● SET PROBLEM:
Select the lines of the records containing the word "견적입찰" and list them.

● RECORDS SHOWN:
+-------+
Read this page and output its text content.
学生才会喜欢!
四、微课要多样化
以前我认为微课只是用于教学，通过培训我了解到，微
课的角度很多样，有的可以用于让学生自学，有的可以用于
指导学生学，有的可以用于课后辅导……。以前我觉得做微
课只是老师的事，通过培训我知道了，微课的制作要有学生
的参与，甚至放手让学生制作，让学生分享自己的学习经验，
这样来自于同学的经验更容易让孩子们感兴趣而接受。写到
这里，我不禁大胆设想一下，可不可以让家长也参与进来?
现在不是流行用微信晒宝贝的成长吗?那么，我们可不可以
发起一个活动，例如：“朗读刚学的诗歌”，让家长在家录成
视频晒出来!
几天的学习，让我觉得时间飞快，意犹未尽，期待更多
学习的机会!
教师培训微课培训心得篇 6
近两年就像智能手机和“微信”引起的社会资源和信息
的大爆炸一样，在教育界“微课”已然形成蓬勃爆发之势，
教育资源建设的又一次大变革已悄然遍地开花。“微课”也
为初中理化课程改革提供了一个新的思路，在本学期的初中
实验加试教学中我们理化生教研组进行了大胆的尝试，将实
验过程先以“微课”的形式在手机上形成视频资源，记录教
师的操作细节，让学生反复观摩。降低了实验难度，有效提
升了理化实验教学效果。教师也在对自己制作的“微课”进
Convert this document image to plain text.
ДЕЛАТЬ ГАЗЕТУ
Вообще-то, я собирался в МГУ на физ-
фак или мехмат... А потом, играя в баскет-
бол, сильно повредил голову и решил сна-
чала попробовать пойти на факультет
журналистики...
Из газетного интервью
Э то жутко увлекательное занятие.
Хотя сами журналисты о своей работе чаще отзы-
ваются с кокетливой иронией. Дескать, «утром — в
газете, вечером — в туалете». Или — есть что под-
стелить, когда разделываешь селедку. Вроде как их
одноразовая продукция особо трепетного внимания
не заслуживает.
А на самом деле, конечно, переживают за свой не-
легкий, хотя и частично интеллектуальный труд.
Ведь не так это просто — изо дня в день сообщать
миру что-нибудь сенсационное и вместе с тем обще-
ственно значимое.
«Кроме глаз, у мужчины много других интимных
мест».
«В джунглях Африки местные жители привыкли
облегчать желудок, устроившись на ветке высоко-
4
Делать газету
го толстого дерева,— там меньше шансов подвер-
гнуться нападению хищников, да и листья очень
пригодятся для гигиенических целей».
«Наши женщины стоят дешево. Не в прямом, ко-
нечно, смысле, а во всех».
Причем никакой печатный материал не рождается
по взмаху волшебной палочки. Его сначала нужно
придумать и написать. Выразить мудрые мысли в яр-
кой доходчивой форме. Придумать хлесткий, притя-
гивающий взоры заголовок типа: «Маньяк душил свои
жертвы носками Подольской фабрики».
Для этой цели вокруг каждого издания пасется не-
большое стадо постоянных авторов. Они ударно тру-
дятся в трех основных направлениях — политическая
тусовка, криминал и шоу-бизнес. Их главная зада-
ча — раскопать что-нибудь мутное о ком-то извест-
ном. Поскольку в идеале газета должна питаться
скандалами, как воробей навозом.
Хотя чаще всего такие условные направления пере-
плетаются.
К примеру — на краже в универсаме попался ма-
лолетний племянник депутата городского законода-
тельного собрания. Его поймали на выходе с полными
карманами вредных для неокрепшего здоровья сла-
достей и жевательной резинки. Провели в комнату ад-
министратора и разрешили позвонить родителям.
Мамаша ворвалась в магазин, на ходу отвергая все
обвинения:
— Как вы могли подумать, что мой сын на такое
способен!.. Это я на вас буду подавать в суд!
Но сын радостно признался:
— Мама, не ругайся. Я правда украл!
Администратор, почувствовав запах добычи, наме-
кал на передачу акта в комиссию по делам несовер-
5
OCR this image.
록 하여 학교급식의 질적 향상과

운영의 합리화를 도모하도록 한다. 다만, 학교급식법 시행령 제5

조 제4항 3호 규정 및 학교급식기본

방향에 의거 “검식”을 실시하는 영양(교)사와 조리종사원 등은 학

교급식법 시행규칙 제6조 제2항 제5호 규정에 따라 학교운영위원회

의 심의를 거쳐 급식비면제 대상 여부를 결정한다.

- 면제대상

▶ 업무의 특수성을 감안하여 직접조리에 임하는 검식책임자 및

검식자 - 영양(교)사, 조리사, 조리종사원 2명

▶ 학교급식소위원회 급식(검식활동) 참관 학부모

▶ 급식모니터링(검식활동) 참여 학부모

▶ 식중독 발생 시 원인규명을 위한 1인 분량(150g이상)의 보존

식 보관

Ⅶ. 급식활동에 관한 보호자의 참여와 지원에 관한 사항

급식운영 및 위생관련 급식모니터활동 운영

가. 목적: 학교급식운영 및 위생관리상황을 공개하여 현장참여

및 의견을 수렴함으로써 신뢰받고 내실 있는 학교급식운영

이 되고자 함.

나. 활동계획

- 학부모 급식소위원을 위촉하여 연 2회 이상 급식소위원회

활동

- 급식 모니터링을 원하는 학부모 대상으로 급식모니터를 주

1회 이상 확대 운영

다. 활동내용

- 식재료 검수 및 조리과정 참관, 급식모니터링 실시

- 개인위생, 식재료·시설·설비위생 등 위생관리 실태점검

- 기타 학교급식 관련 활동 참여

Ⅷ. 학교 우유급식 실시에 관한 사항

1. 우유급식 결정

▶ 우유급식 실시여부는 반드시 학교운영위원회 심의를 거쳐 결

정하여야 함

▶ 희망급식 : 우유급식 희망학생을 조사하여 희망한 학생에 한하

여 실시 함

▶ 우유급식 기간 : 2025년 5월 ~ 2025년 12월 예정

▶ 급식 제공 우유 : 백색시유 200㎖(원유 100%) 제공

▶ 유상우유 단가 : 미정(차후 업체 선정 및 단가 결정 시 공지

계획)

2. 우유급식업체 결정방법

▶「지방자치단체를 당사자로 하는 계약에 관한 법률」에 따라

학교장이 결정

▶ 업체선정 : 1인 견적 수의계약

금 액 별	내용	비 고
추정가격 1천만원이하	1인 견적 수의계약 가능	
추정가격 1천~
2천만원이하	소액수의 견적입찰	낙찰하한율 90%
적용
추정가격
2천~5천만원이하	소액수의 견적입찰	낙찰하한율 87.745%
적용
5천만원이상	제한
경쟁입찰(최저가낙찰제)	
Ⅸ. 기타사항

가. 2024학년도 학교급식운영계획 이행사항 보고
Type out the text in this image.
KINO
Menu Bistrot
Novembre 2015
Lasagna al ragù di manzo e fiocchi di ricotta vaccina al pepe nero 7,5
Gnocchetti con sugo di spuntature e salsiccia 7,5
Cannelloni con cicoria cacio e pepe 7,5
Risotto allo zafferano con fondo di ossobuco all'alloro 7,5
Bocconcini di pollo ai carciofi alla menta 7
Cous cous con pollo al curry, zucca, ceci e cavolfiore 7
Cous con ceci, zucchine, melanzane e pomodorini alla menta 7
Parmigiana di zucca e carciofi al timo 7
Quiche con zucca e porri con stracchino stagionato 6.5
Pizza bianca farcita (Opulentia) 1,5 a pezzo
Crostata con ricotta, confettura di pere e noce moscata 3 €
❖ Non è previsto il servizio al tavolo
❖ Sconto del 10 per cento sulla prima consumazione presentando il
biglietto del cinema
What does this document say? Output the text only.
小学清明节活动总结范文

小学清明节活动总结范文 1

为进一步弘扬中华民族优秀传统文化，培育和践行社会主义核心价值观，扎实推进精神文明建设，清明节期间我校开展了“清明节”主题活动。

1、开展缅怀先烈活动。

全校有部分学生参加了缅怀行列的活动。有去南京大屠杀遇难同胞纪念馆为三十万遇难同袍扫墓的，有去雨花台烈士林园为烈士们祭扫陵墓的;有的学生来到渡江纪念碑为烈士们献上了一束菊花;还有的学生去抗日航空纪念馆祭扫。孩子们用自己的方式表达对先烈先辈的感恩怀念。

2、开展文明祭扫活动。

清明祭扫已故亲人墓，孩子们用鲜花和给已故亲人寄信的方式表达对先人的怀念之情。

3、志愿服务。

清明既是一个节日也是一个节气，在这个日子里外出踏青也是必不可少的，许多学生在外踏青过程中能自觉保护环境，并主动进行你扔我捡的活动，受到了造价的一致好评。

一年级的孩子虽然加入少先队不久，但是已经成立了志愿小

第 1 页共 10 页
+-------+
● THE COMPLETED TASK:
2천만원이하	소액수의 견적입찰	낙찰하한율 90%
2천~5천만원이하	소액수의 견적입찰	낙찰하한율 87.745%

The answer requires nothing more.